OBJECTIVE ->
Scan the data below and report how many lines include the word "screenshot". Nothing else is wanted.

MATERIAL ->
__________________________________________________
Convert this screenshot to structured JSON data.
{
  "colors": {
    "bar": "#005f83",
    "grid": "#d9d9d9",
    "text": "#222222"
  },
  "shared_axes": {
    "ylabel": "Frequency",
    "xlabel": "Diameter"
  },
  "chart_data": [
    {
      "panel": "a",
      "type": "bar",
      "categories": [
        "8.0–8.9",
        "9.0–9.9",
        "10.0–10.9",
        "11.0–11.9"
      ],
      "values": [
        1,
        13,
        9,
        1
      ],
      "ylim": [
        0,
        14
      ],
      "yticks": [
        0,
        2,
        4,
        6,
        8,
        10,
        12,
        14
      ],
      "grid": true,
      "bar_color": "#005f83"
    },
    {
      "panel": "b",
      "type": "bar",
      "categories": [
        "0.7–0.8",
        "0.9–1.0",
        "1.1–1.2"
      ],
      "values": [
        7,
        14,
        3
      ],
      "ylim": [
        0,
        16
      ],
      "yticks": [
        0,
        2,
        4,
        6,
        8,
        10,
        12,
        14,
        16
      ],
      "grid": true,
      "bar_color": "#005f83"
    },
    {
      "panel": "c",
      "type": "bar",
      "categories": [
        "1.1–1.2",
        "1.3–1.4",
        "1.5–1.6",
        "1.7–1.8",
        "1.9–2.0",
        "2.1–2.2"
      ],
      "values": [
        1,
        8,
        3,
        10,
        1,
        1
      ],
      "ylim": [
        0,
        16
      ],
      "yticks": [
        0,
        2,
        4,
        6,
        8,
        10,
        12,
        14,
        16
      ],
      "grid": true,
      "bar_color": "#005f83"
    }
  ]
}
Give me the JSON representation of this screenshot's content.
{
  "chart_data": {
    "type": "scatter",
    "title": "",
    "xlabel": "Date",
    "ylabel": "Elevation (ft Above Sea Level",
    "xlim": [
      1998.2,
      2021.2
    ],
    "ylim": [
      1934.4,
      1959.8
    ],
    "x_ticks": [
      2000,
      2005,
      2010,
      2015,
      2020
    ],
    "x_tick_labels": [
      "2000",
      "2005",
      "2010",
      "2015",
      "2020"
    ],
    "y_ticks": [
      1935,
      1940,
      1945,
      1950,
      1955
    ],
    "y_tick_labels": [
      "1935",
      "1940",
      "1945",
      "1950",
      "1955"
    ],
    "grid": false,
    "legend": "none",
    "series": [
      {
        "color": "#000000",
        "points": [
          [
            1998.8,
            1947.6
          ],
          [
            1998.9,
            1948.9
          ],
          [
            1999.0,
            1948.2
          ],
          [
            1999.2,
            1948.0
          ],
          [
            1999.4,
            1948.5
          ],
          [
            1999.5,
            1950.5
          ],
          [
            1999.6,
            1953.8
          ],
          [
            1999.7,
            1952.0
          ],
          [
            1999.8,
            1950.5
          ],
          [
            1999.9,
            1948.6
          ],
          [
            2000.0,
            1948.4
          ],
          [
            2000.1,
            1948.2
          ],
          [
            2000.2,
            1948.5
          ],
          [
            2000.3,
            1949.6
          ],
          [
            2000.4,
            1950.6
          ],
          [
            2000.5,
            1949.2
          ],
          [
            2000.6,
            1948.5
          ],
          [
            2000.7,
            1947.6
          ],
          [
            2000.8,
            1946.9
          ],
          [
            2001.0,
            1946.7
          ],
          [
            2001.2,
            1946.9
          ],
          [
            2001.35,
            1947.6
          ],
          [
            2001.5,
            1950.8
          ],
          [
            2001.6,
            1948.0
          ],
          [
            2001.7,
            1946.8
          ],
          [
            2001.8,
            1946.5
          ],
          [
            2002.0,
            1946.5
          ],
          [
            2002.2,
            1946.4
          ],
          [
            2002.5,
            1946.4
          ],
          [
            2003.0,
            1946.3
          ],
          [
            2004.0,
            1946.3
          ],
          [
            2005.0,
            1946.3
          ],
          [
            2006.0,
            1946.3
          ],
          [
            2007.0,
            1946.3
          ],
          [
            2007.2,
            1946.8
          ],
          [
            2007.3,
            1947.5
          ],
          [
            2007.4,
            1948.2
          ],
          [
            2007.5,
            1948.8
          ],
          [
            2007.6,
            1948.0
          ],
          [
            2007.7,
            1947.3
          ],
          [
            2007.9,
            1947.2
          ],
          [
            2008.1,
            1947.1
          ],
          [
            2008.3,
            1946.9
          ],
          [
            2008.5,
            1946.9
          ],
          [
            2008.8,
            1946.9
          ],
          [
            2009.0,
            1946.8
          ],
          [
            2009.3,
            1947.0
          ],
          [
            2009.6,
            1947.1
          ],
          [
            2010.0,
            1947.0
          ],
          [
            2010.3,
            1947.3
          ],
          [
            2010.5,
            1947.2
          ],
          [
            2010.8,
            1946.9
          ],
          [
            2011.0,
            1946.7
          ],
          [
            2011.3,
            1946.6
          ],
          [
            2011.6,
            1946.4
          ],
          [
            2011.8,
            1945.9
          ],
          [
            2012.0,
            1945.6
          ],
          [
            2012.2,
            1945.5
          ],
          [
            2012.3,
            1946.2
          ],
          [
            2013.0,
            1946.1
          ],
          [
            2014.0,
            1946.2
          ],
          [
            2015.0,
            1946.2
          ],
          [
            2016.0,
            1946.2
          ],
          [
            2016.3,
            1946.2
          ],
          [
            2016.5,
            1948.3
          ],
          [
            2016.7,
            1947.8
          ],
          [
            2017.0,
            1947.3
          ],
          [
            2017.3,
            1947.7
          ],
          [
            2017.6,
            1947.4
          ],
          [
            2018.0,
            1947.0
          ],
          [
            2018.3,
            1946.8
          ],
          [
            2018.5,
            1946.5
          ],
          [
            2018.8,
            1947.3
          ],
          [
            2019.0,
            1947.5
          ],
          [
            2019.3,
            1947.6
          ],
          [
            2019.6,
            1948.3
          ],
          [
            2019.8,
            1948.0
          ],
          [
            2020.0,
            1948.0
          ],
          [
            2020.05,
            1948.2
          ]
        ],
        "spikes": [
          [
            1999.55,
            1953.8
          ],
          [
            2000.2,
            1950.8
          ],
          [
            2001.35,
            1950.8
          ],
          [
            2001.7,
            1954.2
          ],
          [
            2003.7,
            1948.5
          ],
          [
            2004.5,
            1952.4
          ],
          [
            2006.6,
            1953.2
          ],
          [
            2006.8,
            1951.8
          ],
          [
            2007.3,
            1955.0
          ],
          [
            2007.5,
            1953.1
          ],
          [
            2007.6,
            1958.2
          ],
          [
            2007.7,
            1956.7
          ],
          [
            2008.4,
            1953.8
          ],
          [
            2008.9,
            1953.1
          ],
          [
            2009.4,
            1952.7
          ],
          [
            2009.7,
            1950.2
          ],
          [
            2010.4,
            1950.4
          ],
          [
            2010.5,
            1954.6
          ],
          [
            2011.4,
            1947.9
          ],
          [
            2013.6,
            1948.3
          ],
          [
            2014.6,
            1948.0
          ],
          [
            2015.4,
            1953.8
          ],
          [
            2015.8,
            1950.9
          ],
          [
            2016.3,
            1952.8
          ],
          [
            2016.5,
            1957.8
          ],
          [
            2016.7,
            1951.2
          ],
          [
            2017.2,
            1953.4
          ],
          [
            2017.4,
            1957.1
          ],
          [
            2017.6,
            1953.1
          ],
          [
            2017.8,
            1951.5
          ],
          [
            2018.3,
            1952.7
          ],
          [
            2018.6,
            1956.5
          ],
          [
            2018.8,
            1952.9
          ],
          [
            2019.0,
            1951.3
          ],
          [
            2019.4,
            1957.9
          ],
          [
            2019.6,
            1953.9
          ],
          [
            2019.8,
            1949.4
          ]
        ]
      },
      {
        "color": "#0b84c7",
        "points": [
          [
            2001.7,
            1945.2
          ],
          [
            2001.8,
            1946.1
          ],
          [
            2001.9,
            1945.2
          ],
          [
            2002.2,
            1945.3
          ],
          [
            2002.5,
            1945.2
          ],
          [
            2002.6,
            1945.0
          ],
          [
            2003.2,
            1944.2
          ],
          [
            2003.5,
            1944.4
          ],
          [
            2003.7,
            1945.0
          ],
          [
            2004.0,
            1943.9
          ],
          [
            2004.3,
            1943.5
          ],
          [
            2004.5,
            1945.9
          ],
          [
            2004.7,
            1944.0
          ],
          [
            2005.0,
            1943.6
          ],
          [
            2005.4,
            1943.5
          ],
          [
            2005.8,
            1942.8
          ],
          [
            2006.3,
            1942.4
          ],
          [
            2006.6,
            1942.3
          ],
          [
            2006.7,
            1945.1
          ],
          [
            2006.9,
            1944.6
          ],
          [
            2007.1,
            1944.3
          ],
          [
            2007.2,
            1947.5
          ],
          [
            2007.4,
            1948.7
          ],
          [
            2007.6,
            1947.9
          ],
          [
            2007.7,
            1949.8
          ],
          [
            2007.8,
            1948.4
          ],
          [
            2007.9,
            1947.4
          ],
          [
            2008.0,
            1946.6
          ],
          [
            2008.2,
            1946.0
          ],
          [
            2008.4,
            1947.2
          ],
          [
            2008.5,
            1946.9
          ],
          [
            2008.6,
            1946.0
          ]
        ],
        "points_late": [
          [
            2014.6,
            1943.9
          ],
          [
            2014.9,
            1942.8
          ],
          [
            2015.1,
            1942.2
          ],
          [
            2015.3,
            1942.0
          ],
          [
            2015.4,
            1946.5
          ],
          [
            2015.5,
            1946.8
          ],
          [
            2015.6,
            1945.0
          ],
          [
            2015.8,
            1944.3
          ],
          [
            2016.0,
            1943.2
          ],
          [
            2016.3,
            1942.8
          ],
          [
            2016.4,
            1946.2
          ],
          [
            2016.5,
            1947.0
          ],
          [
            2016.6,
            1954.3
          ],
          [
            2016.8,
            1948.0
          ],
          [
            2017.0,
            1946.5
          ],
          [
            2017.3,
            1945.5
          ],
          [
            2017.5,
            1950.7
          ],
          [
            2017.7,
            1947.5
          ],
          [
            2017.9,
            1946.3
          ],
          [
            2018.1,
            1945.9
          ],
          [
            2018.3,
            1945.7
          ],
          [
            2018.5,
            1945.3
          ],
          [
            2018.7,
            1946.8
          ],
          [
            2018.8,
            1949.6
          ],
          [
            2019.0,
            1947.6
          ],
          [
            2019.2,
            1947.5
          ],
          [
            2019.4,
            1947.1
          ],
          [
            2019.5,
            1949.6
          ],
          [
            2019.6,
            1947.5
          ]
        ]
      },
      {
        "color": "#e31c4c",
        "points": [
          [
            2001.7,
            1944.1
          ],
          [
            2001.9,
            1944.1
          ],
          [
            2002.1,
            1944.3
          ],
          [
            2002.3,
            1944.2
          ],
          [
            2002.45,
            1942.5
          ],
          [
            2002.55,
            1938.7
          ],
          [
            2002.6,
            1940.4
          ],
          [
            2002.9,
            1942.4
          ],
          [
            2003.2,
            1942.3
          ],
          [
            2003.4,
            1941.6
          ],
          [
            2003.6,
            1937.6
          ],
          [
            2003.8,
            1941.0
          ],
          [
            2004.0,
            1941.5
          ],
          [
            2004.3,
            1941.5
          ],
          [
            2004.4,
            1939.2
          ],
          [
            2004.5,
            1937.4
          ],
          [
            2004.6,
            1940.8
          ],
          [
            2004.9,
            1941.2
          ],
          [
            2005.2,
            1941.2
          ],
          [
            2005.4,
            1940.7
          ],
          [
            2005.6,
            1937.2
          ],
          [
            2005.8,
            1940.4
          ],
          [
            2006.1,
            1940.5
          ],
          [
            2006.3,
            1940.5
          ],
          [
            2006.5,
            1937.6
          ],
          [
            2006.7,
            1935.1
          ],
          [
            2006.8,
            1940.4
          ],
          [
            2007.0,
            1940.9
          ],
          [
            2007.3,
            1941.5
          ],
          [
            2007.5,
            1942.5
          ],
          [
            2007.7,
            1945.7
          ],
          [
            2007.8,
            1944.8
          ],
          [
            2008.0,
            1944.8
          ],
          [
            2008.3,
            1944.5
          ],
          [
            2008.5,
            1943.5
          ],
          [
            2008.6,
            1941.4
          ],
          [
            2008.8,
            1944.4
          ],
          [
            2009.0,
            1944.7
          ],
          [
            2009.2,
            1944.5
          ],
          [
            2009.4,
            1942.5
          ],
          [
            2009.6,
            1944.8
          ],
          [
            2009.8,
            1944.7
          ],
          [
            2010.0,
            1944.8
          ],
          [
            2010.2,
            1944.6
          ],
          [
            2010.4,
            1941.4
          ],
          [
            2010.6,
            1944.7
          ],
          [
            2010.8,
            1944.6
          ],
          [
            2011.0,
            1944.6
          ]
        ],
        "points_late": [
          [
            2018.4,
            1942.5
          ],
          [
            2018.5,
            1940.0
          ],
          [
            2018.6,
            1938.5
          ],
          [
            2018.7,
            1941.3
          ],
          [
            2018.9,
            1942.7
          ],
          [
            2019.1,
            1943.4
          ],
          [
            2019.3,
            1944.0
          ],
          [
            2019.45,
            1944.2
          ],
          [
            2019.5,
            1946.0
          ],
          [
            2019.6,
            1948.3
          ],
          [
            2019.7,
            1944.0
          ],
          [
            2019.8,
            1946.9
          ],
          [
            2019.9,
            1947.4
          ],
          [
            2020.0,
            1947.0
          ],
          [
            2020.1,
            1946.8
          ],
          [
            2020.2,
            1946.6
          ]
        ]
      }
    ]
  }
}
__________________________________________________
FULL SOLUTION ->
2